Stored data:
====================

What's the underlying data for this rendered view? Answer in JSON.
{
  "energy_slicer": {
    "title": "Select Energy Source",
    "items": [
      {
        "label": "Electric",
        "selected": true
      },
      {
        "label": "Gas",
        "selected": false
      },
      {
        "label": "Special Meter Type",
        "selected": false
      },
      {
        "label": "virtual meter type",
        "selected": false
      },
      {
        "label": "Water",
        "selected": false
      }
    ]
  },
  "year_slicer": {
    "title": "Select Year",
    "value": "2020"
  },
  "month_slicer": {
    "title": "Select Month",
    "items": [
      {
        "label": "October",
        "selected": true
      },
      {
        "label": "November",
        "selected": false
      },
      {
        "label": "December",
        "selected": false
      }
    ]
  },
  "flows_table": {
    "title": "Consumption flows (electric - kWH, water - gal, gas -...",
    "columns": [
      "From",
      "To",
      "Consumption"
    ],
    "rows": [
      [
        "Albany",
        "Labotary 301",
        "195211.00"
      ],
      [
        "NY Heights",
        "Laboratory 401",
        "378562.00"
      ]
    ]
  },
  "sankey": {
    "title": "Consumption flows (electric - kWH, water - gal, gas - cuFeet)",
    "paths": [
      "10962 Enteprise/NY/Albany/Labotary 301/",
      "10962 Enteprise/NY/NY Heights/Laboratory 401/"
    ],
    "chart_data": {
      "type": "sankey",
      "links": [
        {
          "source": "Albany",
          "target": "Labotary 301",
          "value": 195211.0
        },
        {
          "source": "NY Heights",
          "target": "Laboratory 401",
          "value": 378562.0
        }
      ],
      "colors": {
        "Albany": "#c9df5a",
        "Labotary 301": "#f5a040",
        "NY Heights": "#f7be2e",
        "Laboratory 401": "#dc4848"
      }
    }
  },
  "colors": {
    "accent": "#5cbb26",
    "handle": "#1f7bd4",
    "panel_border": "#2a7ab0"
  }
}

====================

Task:
All of the data above should be transcribed exactly.

Result of the task:
What's the underlying data for this rendered view? Answer in JSON.
{
  "energy_slicer": {
    "title": "Select Energy Source",
    "items": [
      {
        "label": "Electric",
        "selected": true
      },
      {
        "label": "Gas",
        "selected": false
      },
      {
        "label": "Special Meter Type",
        "selected": false
      },
      {
        "label": "virtual meter type",
        "selected": false
      },
      {
        "label": "Water",
        "selected": false
      }
    ]
  },
  "year_slicer": {
    "title": "Select Year",
    "value": "2020"
  },
  "month_slicer": {
    "title": "Select Month",
    "items": [
      {
        "label": "October",
        "selected": true
      },
      {
        "label": "November",
        "selected": false
      },
      {
        "label": "December",
        "selected": false
      }
    ]
  },
  "flows_table": {
    "title": "Consumption flows (electric - kWH, water - gal, gas -...",
    "columns": [
      "From",
      "To",
      "Consumption"
    ],
    "rows": [
      [
        "Albany",
        "Labotary 301",
        "195211.00"
      ],
      [
        "NY Heights",
        "Laboratory 401",
        "378562.00"
      ]
    ]
  },
  "sankey": {
    "title": "Consumption flows (electric - kWH, water - gal, gas - cuFeet)",
    "paths": [
      "10962 Enteprise/NY/Albany/Labotary 301/",
      "10962 Enteprise/NY/NY Heights/Laboratory 401/"
    ],
    "chart_data": {
      "type": "sankey",
      "links": [
        {
          "source": "Albany",
          "target": "Labotary 301",
          "value": 195211.0
        },
        {
          "source": "NY Heights",
          "target": "Laboratory 401",
          "value": 378562.0
        }
      ],
      "colors": {
        "Albany": "#c9df5a",
        "Labotary 301": "#f5a040",
        "NY Heights": "#f7be2e",
        "Laboratory 401": "#dc4848"
      }
    }
  },
  "colors": {
    "accent": "#5cbb26",
    "handle": "#1f7bd4",
    "panel_border": "#2a7ab0"
  }
}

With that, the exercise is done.